* _What to work on_:
Show each line from the listing that includes the word "this".

— start of Source records —

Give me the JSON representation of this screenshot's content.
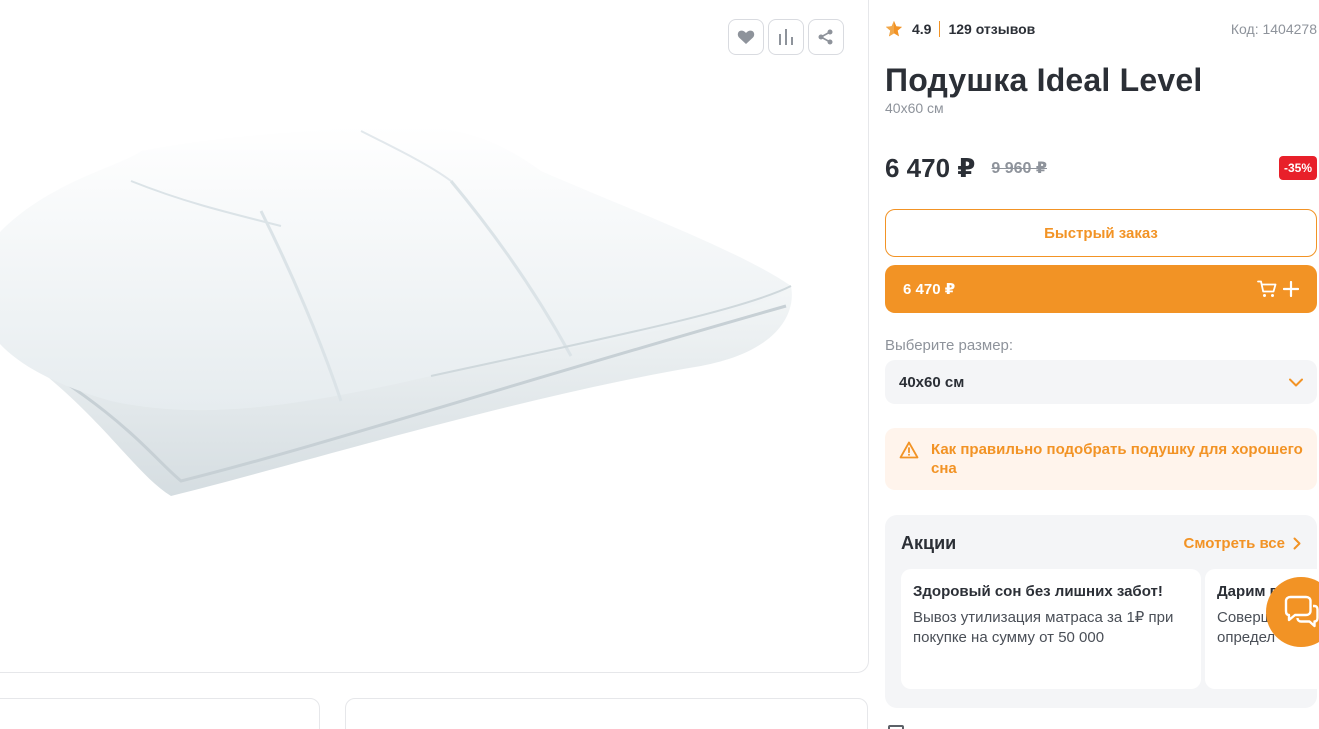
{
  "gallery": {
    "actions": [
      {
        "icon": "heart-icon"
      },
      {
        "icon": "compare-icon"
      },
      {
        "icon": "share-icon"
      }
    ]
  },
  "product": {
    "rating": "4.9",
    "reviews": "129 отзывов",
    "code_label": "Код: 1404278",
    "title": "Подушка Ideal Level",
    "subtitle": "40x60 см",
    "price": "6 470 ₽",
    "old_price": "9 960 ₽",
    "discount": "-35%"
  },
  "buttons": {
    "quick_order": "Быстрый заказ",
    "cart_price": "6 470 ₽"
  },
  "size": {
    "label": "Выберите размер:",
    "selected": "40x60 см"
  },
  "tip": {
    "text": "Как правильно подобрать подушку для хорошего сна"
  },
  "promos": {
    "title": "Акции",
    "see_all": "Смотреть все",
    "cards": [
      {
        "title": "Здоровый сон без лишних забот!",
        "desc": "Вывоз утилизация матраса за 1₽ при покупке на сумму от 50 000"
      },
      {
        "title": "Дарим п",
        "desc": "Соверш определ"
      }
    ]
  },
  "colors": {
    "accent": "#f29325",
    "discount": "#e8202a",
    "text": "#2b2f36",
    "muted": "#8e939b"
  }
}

— end of Source records —
— start of Source records —

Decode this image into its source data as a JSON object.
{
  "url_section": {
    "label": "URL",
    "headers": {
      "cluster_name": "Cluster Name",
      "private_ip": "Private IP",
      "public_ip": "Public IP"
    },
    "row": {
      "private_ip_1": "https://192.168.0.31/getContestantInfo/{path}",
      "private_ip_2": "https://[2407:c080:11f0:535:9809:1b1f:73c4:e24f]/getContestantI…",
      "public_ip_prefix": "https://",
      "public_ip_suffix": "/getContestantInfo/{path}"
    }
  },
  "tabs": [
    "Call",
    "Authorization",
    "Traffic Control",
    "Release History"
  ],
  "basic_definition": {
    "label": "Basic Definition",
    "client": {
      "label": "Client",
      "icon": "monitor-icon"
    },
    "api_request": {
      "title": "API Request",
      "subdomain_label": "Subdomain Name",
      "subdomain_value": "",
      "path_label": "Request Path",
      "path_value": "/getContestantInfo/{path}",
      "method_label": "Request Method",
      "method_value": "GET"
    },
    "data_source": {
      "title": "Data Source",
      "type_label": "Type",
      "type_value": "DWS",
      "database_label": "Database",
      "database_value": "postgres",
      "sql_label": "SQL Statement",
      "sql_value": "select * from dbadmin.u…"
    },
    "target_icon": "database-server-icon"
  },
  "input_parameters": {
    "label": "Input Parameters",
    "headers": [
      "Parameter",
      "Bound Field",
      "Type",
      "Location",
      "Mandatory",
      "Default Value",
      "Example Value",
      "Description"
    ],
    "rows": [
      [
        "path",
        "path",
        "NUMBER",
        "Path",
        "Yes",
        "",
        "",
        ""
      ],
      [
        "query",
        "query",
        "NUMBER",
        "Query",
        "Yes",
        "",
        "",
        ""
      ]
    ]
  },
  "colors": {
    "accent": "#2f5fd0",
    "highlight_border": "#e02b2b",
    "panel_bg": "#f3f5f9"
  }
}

— end of Source records —

* _Written response_:
Give me the JSON representation of this screenshot's content.
Decode this image into its source data as a JSON object.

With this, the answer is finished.